Written request » Check every line below for the word "sich" and show those that hold it.

[Stored records]
>> begin
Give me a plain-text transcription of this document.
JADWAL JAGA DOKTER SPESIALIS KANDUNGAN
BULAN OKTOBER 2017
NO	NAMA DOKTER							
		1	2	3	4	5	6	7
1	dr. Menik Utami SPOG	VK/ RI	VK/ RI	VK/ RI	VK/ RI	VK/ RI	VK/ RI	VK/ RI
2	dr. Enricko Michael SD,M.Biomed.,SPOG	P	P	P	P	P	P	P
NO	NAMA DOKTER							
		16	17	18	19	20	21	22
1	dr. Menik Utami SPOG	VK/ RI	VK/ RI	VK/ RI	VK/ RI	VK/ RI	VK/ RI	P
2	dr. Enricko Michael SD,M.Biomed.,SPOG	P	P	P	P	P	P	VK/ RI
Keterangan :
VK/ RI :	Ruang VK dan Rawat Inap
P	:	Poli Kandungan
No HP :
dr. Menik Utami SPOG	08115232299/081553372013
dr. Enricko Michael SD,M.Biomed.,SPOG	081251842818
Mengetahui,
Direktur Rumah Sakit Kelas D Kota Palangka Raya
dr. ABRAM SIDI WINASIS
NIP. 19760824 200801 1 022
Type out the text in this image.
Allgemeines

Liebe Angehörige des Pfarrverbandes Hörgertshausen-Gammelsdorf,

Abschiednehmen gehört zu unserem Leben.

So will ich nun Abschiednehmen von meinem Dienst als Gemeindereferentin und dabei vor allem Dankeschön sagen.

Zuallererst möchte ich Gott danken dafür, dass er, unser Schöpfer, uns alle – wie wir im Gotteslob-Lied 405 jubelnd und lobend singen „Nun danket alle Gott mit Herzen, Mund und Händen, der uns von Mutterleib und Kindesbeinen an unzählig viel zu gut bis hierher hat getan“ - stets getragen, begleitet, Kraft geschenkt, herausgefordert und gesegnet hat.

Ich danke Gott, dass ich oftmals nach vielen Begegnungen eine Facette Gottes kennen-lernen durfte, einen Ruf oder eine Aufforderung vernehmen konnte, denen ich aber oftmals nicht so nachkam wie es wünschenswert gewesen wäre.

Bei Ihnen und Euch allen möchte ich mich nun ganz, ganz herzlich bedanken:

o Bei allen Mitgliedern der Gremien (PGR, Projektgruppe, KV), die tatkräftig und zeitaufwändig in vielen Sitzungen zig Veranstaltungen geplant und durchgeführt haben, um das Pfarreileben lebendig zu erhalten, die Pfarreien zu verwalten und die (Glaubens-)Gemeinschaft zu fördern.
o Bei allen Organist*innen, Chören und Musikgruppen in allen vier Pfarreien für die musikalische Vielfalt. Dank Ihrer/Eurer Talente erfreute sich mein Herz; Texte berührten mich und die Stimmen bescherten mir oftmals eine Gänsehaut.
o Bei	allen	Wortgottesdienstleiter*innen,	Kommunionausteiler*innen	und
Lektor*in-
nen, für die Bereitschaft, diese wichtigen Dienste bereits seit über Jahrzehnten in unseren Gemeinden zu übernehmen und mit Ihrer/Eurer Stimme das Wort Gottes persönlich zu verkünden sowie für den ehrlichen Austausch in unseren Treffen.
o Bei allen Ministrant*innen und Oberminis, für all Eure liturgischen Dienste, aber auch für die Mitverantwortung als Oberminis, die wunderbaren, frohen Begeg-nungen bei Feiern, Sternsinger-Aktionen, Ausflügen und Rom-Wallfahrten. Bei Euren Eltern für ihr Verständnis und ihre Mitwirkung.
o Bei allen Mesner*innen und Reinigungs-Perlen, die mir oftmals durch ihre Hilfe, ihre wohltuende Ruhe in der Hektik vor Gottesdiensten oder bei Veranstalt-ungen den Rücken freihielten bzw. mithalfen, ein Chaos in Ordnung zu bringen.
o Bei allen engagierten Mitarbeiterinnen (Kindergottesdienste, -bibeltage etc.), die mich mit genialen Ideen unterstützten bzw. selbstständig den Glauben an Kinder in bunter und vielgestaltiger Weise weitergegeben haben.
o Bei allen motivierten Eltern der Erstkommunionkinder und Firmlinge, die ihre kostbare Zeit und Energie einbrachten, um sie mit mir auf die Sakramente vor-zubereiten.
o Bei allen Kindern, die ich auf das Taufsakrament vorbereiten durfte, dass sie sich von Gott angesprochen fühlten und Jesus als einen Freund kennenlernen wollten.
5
>> end
Answer for this exercise »
o Bei allen Organist*innen, Chören und Musikgruppen in allen vier Pfarreien für die musikalische Vielfalt. Dank Ihrer/Eurer Talente erfreute sich mein Herz; Texte berührten mich und die Stimmen bescherten mir oftmals eine Gänsehaut.
o Bei allen Kindern, die ich auf das Taufsakrament vorbereiten durfte, dass sie sich von Gott angesprochen fühlten und Jesus als einen Freund kennenlernen wollten.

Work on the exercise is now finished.